# Start of Information given

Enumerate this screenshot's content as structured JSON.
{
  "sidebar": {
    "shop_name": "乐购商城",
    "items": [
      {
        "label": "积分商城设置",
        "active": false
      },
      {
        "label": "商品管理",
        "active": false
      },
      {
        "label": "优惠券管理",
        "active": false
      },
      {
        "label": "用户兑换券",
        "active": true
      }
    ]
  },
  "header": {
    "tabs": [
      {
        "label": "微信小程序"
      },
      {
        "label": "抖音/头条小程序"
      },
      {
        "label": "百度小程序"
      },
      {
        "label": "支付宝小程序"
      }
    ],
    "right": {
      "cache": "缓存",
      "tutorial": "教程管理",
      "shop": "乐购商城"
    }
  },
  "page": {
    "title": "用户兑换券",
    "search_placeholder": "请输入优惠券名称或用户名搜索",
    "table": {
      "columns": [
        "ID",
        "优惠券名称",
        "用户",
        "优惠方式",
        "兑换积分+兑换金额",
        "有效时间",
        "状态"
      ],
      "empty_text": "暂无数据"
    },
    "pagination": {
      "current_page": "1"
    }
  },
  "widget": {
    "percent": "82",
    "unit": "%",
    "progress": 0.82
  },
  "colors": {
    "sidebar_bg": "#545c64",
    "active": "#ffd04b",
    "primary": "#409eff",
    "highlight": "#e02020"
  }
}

# End of Information given

What is being asked: Go through the records above, find every line with the word "label", and list those lines.

Right answer:
        "label": "积分商城设置",
        "label": "商品管理",
        "label": "优惠券管理",
        "label": "用户兑换券",
        "label": "微信小程序"
        "label": "抖音/头条小程序"
        "label": "百度小程序"
        "label": "支付宝小程序"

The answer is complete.